## START EXTRACTED RECORDS

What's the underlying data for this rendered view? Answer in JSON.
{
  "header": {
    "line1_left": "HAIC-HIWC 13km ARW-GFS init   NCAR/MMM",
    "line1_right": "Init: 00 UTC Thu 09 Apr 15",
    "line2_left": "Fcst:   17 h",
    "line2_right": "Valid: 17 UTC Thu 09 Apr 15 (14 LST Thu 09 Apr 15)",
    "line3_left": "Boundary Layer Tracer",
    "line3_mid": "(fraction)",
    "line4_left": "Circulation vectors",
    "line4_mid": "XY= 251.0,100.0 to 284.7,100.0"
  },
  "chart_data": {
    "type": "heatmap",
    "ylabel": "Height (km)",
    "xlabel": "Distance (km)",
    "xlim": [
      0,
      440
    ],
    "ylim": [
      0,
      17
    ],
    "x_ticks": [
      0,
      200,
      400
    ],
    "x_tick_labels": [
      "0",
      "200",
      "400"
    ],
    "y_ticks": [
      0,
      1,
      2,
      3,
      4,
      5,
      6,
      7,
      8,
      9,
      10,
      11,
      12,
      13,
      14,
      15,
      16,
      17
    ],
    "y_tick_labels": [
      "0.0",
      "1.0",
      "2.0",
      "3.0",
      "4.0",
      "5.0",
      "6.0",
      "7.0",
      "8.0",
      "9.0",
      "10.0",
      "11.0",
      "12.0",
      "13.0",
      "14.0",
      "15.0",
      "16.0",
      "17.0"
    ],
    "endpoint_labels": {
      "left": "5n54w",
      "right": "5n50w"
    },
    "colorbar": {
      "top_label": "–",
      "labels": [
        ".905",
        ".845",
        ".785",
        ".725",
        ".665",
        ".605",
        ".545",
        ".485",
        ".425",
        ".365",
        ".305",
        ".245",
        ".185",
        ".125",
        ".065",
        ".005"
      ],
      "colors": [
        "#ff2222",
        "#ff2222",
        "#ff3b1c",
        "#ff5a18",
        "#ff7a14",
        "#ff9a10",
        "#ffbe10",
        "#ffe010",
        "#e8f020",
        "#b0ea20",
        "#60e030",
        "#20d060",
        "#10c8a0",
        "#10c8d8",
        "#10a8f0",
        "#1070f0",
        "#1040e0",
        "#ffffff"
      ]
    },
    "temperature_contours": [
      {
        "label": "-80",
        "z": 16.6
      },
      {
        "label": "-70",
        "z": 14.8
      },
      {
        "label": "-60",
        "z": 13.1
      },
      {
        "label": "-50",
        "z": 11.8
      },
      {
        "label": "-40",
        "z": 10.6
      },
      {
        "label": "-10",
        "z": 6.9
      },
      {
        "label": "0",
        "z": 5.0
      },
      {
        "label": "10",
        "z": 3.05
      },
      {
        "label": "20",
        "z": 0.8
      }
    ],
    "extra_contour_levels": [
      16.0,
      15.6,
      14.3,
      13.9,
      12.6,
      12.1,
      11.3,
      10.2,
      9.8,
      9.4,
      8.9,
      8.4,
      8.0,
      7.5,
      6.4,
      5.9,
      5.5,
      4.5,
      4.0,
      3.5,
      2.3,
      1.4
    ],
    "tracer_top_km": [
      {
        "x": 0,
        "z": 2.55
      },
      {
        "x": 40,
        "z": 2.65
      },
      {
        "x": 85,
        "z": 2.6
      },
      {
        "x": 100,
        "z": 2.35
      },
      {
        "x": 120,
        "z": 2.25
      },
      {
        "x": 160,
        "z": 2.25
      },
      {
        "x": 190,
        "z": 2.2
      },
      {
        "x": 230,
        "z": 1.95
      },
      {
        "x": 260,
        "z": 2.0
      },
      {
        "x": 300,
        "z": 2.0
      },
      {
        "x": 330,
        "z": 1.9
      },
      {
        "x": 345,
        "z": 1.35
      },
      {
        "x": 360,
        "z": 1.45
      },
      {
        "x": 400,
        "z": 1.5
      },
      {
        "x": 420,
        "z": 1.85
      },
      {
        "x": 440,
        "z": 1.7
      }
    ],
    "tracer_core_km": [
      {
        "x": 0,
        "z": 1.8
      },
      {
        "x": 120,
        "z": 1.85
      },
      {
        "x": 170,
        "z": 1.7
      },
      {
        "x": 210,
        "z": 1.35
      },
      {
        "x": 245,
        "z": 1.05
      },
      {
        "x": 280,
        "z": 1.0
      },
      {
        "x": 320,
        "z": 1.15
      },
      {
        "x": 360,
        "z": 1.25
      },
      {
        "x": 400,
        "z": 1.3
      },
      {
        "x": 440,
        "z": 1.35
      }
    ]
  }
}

## END EXTRACTED RECORDS

> [OBJECTIVE]: Please repeat the listing exactly, with nothing left out.

> [SOLUTION TO THIS PROBLEM]:
What's the underlying data for this rendered view? Answer in JSON.
{
  "header": {
    "line1_left": "HAIC-HIWC 13km ARW-GFS init   NCAR/MMM",
    "line1_right": "Init: 00 UTC Thu 09 Apr 15",
    "line2_left": "Fcst:   17 h",
    "line2_right": "Valid: 17 UTC Thu 09 Apr 15 (14 LST Thu 09 Apr 15)",
    "line3_left": "Boundary Layer Tracer",
    "line3_mid": "(fraction)",
    "line4_left": "Circulation vectors",
    "line4_mid": "XY= 251.0,100.0 to 284.7,100.0"
  },
  "chart_data": {
    "type": "heatmap",
    "ylabel": "Height (km)",
    "xlabel": "Distance (km)",
    "xlim": [
      0,
      440
    ],
    "ylim": [
      0,
      17
    ],
    "x_ticks": [
      0,
      200,
      400
    ],
    "x_tick_labels": [
      "0",
      "200",
      "400"
    ],
    "y_ticks": [
      0,
      1,
      2,
      3,
      4,
      5,
      6,
      7,
      8,
      9,
      10,
      11,
      12,
      13,
      14,
      15,
      16,
      17
    ],
    "y_tick_labels": [
      "0.0",
      "1.0",
      "2.0",
      "3.0",
      "4.0",
      "5.0",
      "6.0",
      "7.0",
      "8.0",
      "9.0",
      "10.0",
      "11.0",
      "12.0",
      "13.0",
      "14.0",
      "15.0",
      "16.0",
      "17.0"
    ],
    "endpoint_labels": {
      "left": "5n54w",
      "right": "5n50w"
    },
    "colorbar": {
      "top_label": "–",
      "labels": [
        ".905",
        ".845",
        ".785",
        ".725",
        ".665",
        ".605",
        ".545",
        ".485",
        ".425",
        ".365",
        ".305",
        ".245",
        ".185",
        ".125",
        ".065",
        ".005"
      ],
      "colors": [
        "#ff2222",
        "#ff2222",
        "#ff3b1c",
        "#ff5a18",
        "#ff7a14",
        "#ff9a10",
        "#ffbe10",
        "#ffe010",
        "#e8f020",
        "#b0ea20",
        "#60e030",
        "#20d060",
        "#10c8a0",
        "#10c8d8",
        "#10a8f0",
        "#1070f0",
        "#1040e0",
        "#ffffff"
      ]
    },
    "temperature_contours": [
      {
        "label": "-80",
        "z": 16.6
      },
      {
        "label": "-70",
        "z": 14.8
      },
      {
        "label": "-60",
        "z": 13.1
      },
      {
        "label": "-50",
        "z": 11.8
      },
      {
        "label": "-40",
        "z": 10.6
      },
      {
        "label": "-10",
        "z": 6.9
      },
      {
        "label": "0",
        "z": 5.0
      },
      {
        "label": "10",
        "z": 3.05
      },
      {
        "label": "20",
        "z": 0.8
      }
    ],
    "extra_contour_levels": [
      16.0,
      15.6,
      14.3,
      13.9,
      12.6,
      12.1,
      11.3,
      10.2,
      9.8,
      9.4,
      8.9,
      8.4,
      8.0,
      7.5,
      6.4,
      5.9,
      5.5,
      4.5,
      4.0,
      3.5,
      2.3,
      1.4
    ],
    "tracer_top_km": [
      {
        "x": 0,
        "z": 2.55
      },
      {
        "x": 40,
        "z": 2.65
      },
      {
        "x": 85,
        "z": 2.6
      },
      {
        "x": 100,
        "z": 2.35
      },
      {
        "x": 120,
        "z": 2.25
      },
      {
        "x": 160,
        "z": 2.25
      },
      {
        "x": 190,
        "z": 2.2
      },
      {
        "x": 230,
        "z": 1.95
      },
      {
        "x": 260,
        "z": 2.0
      },
      {
        "x": 300,
        "z": 2.0
      },
      {
        "x": 330,
        "z": 1.9
      },
      {
        "x": 345,
        "z": 1.35
      },
      {
        "x": 360,
        "z": 1.45
      },
      {
        "x": 400,
        "z": 1.5
      },
      {
        "x": 420,
        "z": 1.85
      },
      {
        "x": 440,
        "z": 1.7
      }
    ],
    "tracer_core_km": [
      {
        "x": 0,
        "z": 1.8
      },
      {
        "x": 120,
        "z": 1.85
      },
      {
        "x": 170,
        "z": 1.7
      },
      {
        "x": 210,
        "z": 1.35
      },
      {
        "x": 245,
        "z": 1.05
      },
      {
        "x": 280,
        "z": 1.0
      },
      {
        "x": 320,
        "z": 1.15
      },
      {
        "x": 360,
        "z": 1.25
      },
      {
        "x": 400,
        "z": 1.3
      },
      {
        "x": 440,
        "z": 1.35
      }
    ]
  }
}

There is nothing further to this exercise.